— Begin EXTRACTED ENTRIES —

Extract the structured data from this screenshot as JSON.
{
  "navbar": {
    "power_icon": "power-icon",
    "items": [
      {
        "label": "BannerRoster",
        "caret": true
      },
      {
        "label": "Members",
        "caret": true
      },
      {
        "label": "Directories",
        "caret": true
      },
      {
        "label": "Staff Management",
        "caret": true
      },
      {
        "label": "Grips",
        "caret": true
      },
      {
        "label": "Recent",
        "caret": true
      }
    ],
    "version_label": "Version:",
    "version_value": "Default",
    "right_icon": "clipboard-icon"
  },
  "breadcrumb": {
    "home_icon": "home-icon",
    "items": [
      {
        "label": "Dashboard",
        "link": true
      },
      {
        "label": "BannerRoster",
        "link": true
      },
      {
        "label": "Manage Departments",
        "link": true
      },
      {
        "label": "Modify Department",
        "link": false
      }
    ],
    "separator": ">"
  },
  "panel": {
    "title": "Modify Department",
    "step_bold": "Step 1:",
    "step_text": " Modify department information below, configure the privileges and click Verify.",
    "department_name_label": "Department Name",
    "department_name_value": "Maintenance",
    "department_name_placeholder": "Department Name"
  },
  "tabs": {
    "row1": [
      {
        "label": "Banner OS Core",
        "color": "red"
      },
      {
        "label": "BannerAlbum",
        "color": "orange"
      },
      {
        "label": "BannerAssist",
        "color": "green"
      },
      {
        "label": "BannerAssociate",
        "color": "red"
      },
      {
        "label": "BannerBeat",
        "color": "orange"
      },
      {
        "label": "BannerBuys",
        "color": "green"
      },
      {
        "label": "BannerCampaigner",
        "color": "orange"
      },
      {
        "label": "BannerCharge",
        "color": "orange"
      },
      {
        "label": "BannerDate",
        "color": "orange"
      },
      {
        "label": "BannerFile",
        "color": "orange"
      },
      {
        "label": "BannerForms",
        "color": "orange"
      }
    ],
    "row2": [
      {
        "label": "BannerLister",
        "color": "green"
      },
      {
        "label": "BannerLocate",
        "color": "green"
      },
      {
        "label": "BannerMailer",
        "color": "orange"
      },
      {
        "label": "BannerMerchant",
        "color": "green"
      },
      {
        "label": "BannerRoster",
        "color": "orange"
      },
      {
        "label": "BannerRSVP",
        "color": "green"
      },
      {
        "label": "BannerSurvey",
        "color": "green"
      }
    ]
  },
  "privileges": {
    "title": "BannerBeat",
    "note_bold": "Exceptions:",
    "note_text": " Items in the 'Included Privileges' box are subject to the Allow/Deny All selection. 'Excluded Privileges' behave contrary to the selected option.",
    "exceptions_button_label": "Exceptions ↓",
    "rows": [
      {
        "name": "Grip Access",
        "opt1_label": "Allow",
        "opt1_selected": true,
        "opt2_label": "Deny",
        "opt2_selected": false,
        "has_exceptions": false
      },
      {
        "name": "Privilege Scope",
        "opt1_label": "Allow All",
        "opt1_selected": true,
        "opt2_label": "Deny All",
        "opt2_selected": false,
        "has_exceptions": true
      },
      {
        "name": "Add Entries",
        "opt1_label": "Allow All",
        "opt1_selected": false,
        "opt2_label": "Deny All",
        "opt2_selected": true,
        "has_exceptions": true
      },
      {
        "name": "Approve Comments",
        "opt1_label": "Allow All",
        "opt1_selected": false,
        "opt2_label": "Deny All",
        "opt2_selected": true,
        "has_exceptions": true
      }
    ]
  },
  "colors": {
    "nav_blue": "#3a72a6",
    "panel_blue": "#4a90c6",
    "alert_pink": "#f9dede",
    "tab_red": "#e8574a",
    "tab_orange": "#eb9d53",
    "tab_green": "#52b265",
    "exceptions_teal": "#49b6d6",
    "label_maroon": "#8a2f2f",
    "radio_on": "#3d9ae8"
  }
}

— End EXTRACTED ENTRIES —

## GOAL
Write out every entry above, word for word.

## RESULT FOR THIS EXERCISE
Extract the structured data from this screenshot as JSON.
{
  "navbar": {
    "power_icon": "power-icon",
    "items": [
      {
        "label": "BannerRoster",
        "caret": true
      },
      {
        "label": "Members",
        "caret": true
      },
      {
        "label": "Directories",
        "caret": true
      },
      {
        "label": "Staff Management",
        "caret": true
      },
      {
        "label": "Grips",
        "caret": true
      },
      {
        "label": "Recent",
        "caret": true
      }
    ],
    "version_label": "Version:",
    "version_value": "Default",
    "right_icon": "clipboard-icon"
  },
  "breadcrumb": {
    "home_icon": "home-icon",
    "items": [
      {
        "label": "Dashboard",
        "link": true
      },
      {
        "label": "BannerRoster",
        "link": true
      },
      {
        "label": "Manage Departments",
        "link": true
      },
      {
        "label": "Modify Department",
        "link": false
      }
    ],
    "separator": ">"
  },
  "panel": {
    "title": "Modify Department",
    "step_bold": "Step 1:",
    "step_text": " Modify department information below, configure the privileges and click Verify.",
    "department_name_label": "Department Name",
    "department_name_value": "Maintenance",
    "department_name_placeholder": "Department Name"
  },
  "tabs": {
    "row1": [
      {
        "label": "Banner OS Core",
        "color": "red"
      },
      {
        "label": "BannerAlbum",
        "color": "orange"
      },
      {
        "label": "BannerAssist",
        "color": "green"
      },
      {
        "label": "BannerAssociate",
        "color": "red"
      },
      {
        "label": "BannerBeat",
        "color": "orange"
      },
      {
        "label": "BannerBuys",
        "color": "green"
      },
      {
        "label": "BannerCampaigner",
        "color": "orange"
      },
      {
        "label": "BannerCharge",
        "color": "orange"
      },
      {
        "label": "BannerDate",
        "color": "orange"
      },
      {
        "label": "BannerFile",
        "color": "orange"
      },
      {
        "label": "BannerForms",
        "color": "orange"
      }
    ],
    "row2": [
      {
        "label": "BannerLister",
        "color": "green"
      },
      {
        "label": "BannerLocate",
        "color": "green"
      },
      {
        "label": "BannerMailer",
        "color": "orange"
      },
      {
        "label": "BannerMerchant",
        "color": "green"
      },
      {
        "label": "BannerRoster",
        "color": "orange"
      },
      {
        "label": "BannerRSVP",
        "color": "green"
      },
      {
        "label": "BannerSurvey",
        "color": "green"
      }
    ]
  },
  "privileges": {
    "title": "BannerBeat",
    "note_bold": "Exceptions:",
    "note_text": " Items in the 'Included Privileges' box are subject to the Allow/Deny All selection. 'Excluded Privileges' behave contrary to the selected option.",
    "exceptions_button_label": "Exceptions ↓",
    "rows": [
      {
        "name": "Grip Access",
        "opt1_label": "Allow",
        "opt1_selected": true,
        "opt2_label": "Deny",
        "opt2_selected": false,
        "has_exceptions": false
      },
      {
        "name": "Privilege Scope",
        "opt1_label": "Allow All",
        "opt1_selected": true,
        "opt2_label": "Deny All",
        "opt2_selected": false,
        "has_exceptions": true
      },
      {
        "name": "Add Entries",
        "opt1_label": "Allow All",
        "opt1_selected": false,
        "opt2_label": "Deny All",
        "opt2_selected": true,
        "has_exceptions": true
      },
      {
        "name": "Approve Comments",
        "opt1_label": "Allow All",
        "opt1_selected": false,
        "opt2_label": "Deny All",
        "opt2_selected": true,
        "has_exceptions": true
      }
    ]
  },
  "colors": {
    "nav_blue": "#3a72a6",
    "panel_blue": "#4a90c6",
    "alert_pink": "#f9dede",
    "tab_red": "#e8574a",
    "tab_orange": "#eb9d53",
    "tab_green": "#52b265",
    "exceptions_teal": "#49b6d6",
    "label_maroon": "#8a2f2f",
    "radio_on": "#3d9ae8"
  }
}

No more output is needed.